>> Start Working data

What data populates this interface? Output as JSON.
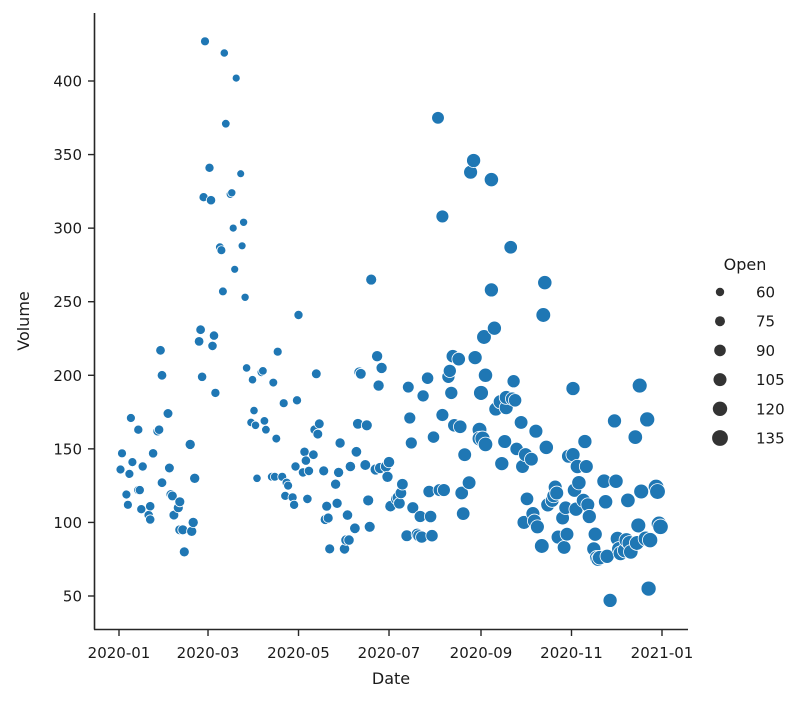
{
  "chart_data": {
    "type": "scatter",
    "title": "",
    "xlabel": "Date",
    "ylabel": "Volume",
    "x_ticks": [
      "2020-01",
      "2020-03",
      "2020-05",
      "2020-07",
      "2020-09",
      "2020-11",
      "2021-01"
    ],
    "y_ticks": [
      50,
      100,
      150,
      200,
      250,
      300,
      350,
      400
    ],
    "xlim": [
      "2019-12-13",
      "2021-01-18"
    ],
    "ylim": [
      28,
      445
    ],
    "grid": false,
    "marker_color": "#1f77b4",
    "size_variable": "Open",
    "legend": {
      "title": "Open",
      "position": "right",
      "entries": [
        {
          "label": "60",
          "radius": 4.2
        },
        {
          "label": "75",
          "radius": 5.0
        },
        {
          "label": "90",
          "radius": 5.8
        },
        {
          "label": "105",
          "radius": 6.5
        },
        {
          "label": "120",
          "radius": 7.2
        },
        {
          "label": "135",
          "radius": 7.9
        }
      ]
    },
    "points": [
      [
        "2020-01-02",
        136,
        66
      ],
      [
        "2020-01-03",
        147,
        66
      ],
      [
        "2020-01-06",
        119,
        66
      ],
      [
        "2020-01-07",
        112,
        66
      ],
      [
        "2020-01-08",
        133,
        66
      ],
      [
        "2020-01-09",
        171,
        66
      ],
      [
        "2020-01-10",
        141,
        66
      ],
      [
        "2020-01-14",
        163,
        68
      ],
      [
        "2020-01-14",
        122,
        68
      ],
      [
        "2020-01-15",
        122,
        68
      ],
      [
        "2020-01-16",
        109,
        68
      ],
      [
        "2020-01-17",
        138,
        68
      ],
      [
        "2020-01-21",
        105,
        70
      ],
      [
        "2020-01-22",
        102,
        70
      ],
      [
        "2020-01-22",
        111,
        70
      ],
      [
        "2020-01-24",
        147,
        70
      ],
      [
        "2020-01-27",
        162,
        70
      ],
      [
        "2020-01-28",
        163,
        70
      ],
      [
        "2020-01-29",
        217,
        72
      ],
      [
        "2020-01-30",
        200,
        72
      ],
      [
        "2020-01-30",
        127,
        72
      ],
      [
        "2020-02-03",
        174,
        74
      ],
      [
        "2020-02-04",
        137,
        74
      ],
      [
        "2020-02-05",
        119,
        74
      ],
      [
        "2020-02-06",
        118,
        74
      ],
      [
        "2020-02-07",
        105,
        74
      ],
      [
        "2020-02-10",
        110,
        76
      ],
      [
        "2020-02-11",
        114,
        76
      ],
      [
        "2020-02-11",
        95,
        76
      ],
      [
        "2020-02-13",
        95,
        76
      ],
      [
        "2020-02-14",
        80,
        76
      ],
      [
        "2020-02-18",
        153,
        78
      ],
      [
        "2020-02-19",
        94,
        78
      ],
      [
        "2020-02-20",
        100,
        78
      ],
      [
        "2020-02-21",
        130,
        78
      ],
      [
        "2020-02-24",
        223,
        72
      ],
      [
        "2020-02-25",
        231,
        72
      ],
      [
        "2020-02-26",
        199,
        70
      ],
      [
        "2020-02-27",
        321,
        68
      ],
      [
        "2020-02-28",
        427,
        66
      ],
      [
        "2020-03-02",
        341,
        68
      ],
      [
        "2020-03-03",
        319,
        70
      ],
      [
        "2020-03-04",
        220,
        70
      ],
      [
        "2020-03-05",
        227,
        70
      ],
      [
        "2020-03-06",
        188,
        68
      ],
      [
        "2020-03-09",
        287,
        64
      ],
      [
        "2020-03-10",
        285,
        65
      ],
      [
        "2020-03-11",
        257,
        64
      ],
      [
        "2020-03-12",
        419,
        60
      ],
      [
        "2020-03-13",
        371,
        62
      ],
      [
        "2020-03-16",
        323,
        58
      ],
      [
        "2020-03-17",
        324,
        58
      ],
      [
        "2020-03-18",
        300,
        56
      ],
      [
        "2020-03-19",
        272,
        56
      ],
      [
        "2020-03-20",
        402,
        56
      ],
      [
        "2020-03-23",
        337,
        55
      ],
      [
        "2020-03-24",
        288,
        56
      ],
      [
        "2020-03-25",
        304,
        58
      ],
      [
        "2020-03-26",
        253,
        58
      ],
      [
        "2020-03-27",
        205,
        60
      ],
      [
        "2020-03-30",
        168,
        60
      ],
      [
        "2020-03-31",
        197,
        60
      ],
      [
        "2020-04-01",
        176,
        60
      ],
      [
        "2020-04-02",
        166,
        60
      ],
      [
        "2020-04-03",
        130,
        60
      ],
      [
        "2020-04-06",
        202,
        62
      ],
      [
        "2020-04-07",
        203,
        62
      ],
      [
        "2020-04-08",
        169,
        62
      ],
      [
        "2020-04-09",
        163,
        62
      ],
      [
        "2020-04-13",
        131,
        64
      ],
      [
        "2020-04-14",
        195,
        64
      ],
      [
        "2020-04-15",
        131,
        64
      ],
      [
        "2020-04-16",
        157,
        64
      ],
      [
        "2020-04-17",
        216,
        66
      ],
      [
        "2020-04-20",
        131,
        66
      ],
      [
        "2020-04-21",
        181,
        66
      ],
      [
        "2020-04-22",
        118,
        66
      ],
      [
        "2020-04-23",
        127,
        66
      ],
      [
        "2020-04-24",
        125,
        66
      ],
      [
        "2020-04-27",
        117,
        68
      ],
      [
        "2020-04-28",
        112,
        68
      ],
      [
        "2020-04-29",
        138,
        68
      ],
      [
        "2020-04-30",
        183,
        68
      ],
      [
        "2020-05-01",
        241,
        68
      ],
      [
        "2020-05-04",
        134,
        70
      ],
      [
        "2020-05-05",
        148,
        70
      ],
      [
        "2020-05-06",
        142,
        70
      ],
      [
        "2020-05-07",
        116,
        70
      ],
      [
        "2020-05-08",
        135,
        70
      ],
      [
        "2020-05-11",
        146,
        72
      ],
      [
        "2020-05-12",
        163,
        74
      ],
      [
        "2020-05-13",
        201,
        74
      ],
      [
        "2020-05-14",
        160,
        74
      ],
      [
        "2020-05-15",
        167,
        74
      ],
      [
        "2020-05-18",
        135,
        76
      ],
      [
        "2020-05-19",
        102,
        76
      ],
      [
        "2020-05-20",
        111,
        76
      ],
      [
        "2020-05-21",
        103,
        76
      ],
      [
        "2020-05-22",
        82,
        76
      ],
      [
        "2020-05-26",
        126,
        78
      ],
      [
        "2020-05-27",
        113,
        78
      ],
      [
        "2020-05-28",
        134,
        78
      ],
      [
        "2020-05-29",
        154,
        78
      ],
      [
        "2020-06-01",
        82,
        80
      ],
      [
        "2020-06-02",
        88,
        80
      ],
      [
        "2020-06-03",
        105,
        80
      ],
      [
        "2020-06-04",
        88,
        80
      ],
      [
        "2020-06-05",
        138,
        80
      ],
      [
        "2020-06-08",
        96,
        82
      ],
      [
        "2020-06-09",
        148,
        82
      ],
      [
        "2020-06-10",
        167,
        84
      ],
      [
        "2020-06-11",
        202,
        84
      ],
      [
        "2020-06-12",
        201,
        84
      ],
      [
        "2020-06-15",
        139,
        84
      ],
      [
        "2020-06-16",
        166,
        86
      ],
      [
        "2020-06-17",
        115,
        86
      ],
      [
        "2020-06-18",
        97,
        86
      ],
      [
        "2020-06-19",
        265,
        86
      ],
      [
        "2020-06-22",
        136,
        88
      ],
      [
        "2020-06-23",
        213,
        88
      ],
      [
        "2020-06-24",
        193,
        88
      ],
      [
        "2020-06-25",
        137,
        88
      ],
      [
        "2020-06-26",
        205,
        88
      ],
      [
        "2020-06-29",
        138,
        88
      ],
      [
        "2020-06-30",
        131,
        88
      ],
      [
        "2020-07-01",
        141,
        90
      ],
      [
        "2020-07-02",
        111,
        90
      ],
      [
        "2020-07-06",
        116,
        92
      ],
      [
        "2020-07-07",
        117,
        92
      ],
      [
        "2020-07-08",
        113,
        92
      ],
      [
        "2020-07-09",
        120,
        92
      ],
      [
        "2020-07-10",
        126,
        92
      ],
      [
        "2020-07-13",
        91,
        94
      ],
      [
        "2020-07-14",
        192,
        94
      ],
      [
        "2020-07-15",
        171,
        96
      ],
      [
        "2020-07-16",
        154,
        96
      ],
      [
        "2020-07-17",
        110,
        96
      ],
      [
        "2020-07-20",
        92,
        96
      ],
      [
        "2020-07-21",
        91,
        96
      ],
      [
        "2020-07-22",
        104,
        98
      ],
      [
        "2020-07-23",
        90,
        98
      ],
      [
        "2020-07-24",
        186,
        98
      ],
      [
        "2020-07-27",
        198,
        100
      ],
      [
        "2020-07-28",
        121,
        100
      ],
      [
        "2020-07-29",
        104,
        100
      ],
      [
        "2020-07-30",
        91,
        100
      ],
      [
        "2020-07-31",
        158,
        100
      ],
      [
        "2020-08-03",
        375,
        104
      ],
      [
        "2020-08-04",
        122,
        104
      ],
      [
        "2020-08-06",
        173,
        106
      ],
      [
        "2020-08-06",
        308,
        106
      ],
      [
        "2020-08-07",
        122,
        106
      ],
      [
        "2020-08-10",
        199,
        108
      ],
      [
        "2020-08-11",
        203,
        108
      ],
      [
        "2020-08-12",
        188,
        108
      ],
      [
        "2020-08-13",
        213,
        110
      ],
      [
        "2020-08-14",
        166,
        110
      ],
      [
        "2020-08-17",
        211,
        112
      ],
      [
        "2020-08-18",
        165,
        112
      ],
      [
        "2020-08-19",
        120,
        112
      ],
      [
        "2020-08-20",
        106,
        112
      ],
      [
        "2020-08-21",
        146,
        114
      ],
      [
        "2020-08-24",
        127,
        114
      ],
      [
        "2020-08-25",
        338,
        116
      ],
      [
        "2020-08-27",
        346,
        118
      ],
      [
        "2020-08-28",
        212,
        118
      ],
      [
        "2020-08-31",
        163,
        124
      ],
      [
        "2020-08-31",
        157,
        124
      ],
      [
        "2020-09-01",
        188,
        126
      ],
      [
        "2020-09-02",
        157,
        128
      ],
      [
        "2020-09-03",
        226,
        124
      ],
      [
        "2020-09-04",
        153,
        122
      ],
      [
        "2020-09-04",
        200,
        120
      ],
      [
        "2020-09-08",
        258,
        118
      ],
      [
        "2020-09-08",
        333,
        120
      ],
      [
        "2020-09-10",
        232,
        118
      ],
      [
        "2020-09-11",
        177,
        116
      ],
      [
        "2020-09-14",
        182,
        118
      ],
      [
        "2020-09-15",
        140,
        118
      ],
      [
        "2020-09-17",
        155,
        116
      ],
      [
        "2020-09-18",
        178,
        116
      ],
      [
        "2020-09-18",
        185,
        116
      ],
      [
        "2020-09-21",
        287,
        112
      ],
      [
        "2020-09-22",
        184,
        112
      ],
      [
        "2020-09-23",
        196,
        108
      ],
      [
        "2020-09-24",
        183,
        110
      ],
      [
        "2020-09-25",
        150,
        110
      ],
      [
        "2020-09-28",
        168,
        114
      ],
      [
        "2020-09-29",
        138,
        114
      ],
      [
        "2020-09-30",
        100,
        116
      ],
      [
        "2020-10-01",
        146,
        116
      ],
      [
        "2020-10-02",
        116,
        112
      ],
      [
        "2020-10-05",
        143,
        114
      ],
      [
        "2020-10-06",
        106,
        116
      ],
      [
        "2020-10-07",
        101,
        116
      ],
      [
        "2020-10-08",
        162,
        116
      ],
      [
        "2020-10-09",
        97,
        116
      ],
      [
        "2020-10-12",
        84,
        124
      ],
      [
        "2020-10-13",
        241,
        124
      ],
      [
        "2020-10-14",
        263,
        120
      ],
      [
        "2020-10-15",
        151,
        120
      ],
      [
        "2020-10-16",
        112,
        118
      ],
      [
        "2020-10-19",
        115,
        116
      ],
      [
        "2020-10-20",
        118,
        114
      ],
      [
        "2020-10-21",
        124,
        116
      ],
      [
        "2020-10-22",
        120,
        116
      ],
      [
        "2020-10-23",
        90,
        116
      ],
      [
        "2020-10-26",
        103,
        114
      ],
      [
        "2020-10-27",
        83,
        114
      ],
      [
        "2020-10-28",
        110,
        112
      ],
      [
        "2020-10-29",
        92,
        114
      ],
      [
        "2020-10-30",
        145,
        116
      ],
      [
        "2020-11-02",
        146,
        118
      ],
      [
        "2020-11-02",
        191,
        118
      ],
      [
        "2020-11-03",
        122,
        120
      ],
      [
        "2020-11-04",
        109,
        118
      ],
      [
        "2020-11-05",
        138,
        120
      ],
      [
        "2020-11-06",
        127,
        120
      ],
      [
        "2020-11-09",
        115,
        118
      ],
      [
        "2020-11-10",
        155,
        118
      ],
      [
        "2020-11-11",
        138,
        116
      ],
      [
        "2020-11-12",
        112,
        116
      ],
      [
        "2020-11-13",
        104,
        118
      ],
      [
        "2020-11-16",
        82,
        118
      ],
      [
        "2020-11-17",
        92,
        118
      ],
      [
        "2020-11-18",
        76,
        120
      ],
      [
        "2020-11-19",
        75,
        122
      ],
      [
        "2020-11-20",
        76,
        122
      ],
      [
        "2020-11-23",
        128,
        122
      ],
      [
        "2020-11-24",
        114,
        120
      ],
      [
        "2020-11-25",
        77,
        118
      ],
      [
        "2020-11-27",
        47,
        118
      ],
      [
        "2020-11-30",
        169,
        118
      ],
      [
        "2020-12-01",
        128,
        120
      ],
      [
        "2020-12-02",
        89,
        122
      ],
      [
        "2020-12-03",
        82,
        124
      ],
      [
        "2020-12-04",
        79,
        124
      ],
      [
        "2020-12-07",
        81,
        126
      ],
      [
        "2020-12-08",
        88,
        124
      ],
      [
        "2020-12-09",
        115,
        122
      ],
      [
        "2020-12-10",
        86,
        124
      ],
      [
        "2020-12-11",
        80,
        122
      ],
      [
        "2020-12-14",
        158,
        122
      ],
      [
        "2020-12-15",
        86,
        124
      ],
      [
        "2020-12-16",
        98,
        126
      ],
      [
        "2020-12-17",
        193,
        126
      ],
      [
        "2020-12-18",
        121,
        126
      ],
      [
        "2020-12-21",
        89,
        128
      ],
      [
        "2020-12-22",
        170,
        128
      ],
      [
        "2020-12-23",
        55,
        128
      ],
      [
        "2020-12-24",
        88,
        130
      ],
      [
        "2020-12-28",
        124,
        134
      ],
      [
        "2020-12-29",
        121,
        134
      ],
      [
        "2020-12-30",
        99,
        132
      ],
      [
        "2020-12-31",
        97,
        132
      ]
    ]
  }
}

>> End Working data

Your goal
Show, from the material above, each line that includes the string "radius".

Answer to this problem
          "radius": 4.2
          "radius": 5.0
          "radius": 5.8
          "radius": 6.5
          "radius": 7.2
          "radius": 7.9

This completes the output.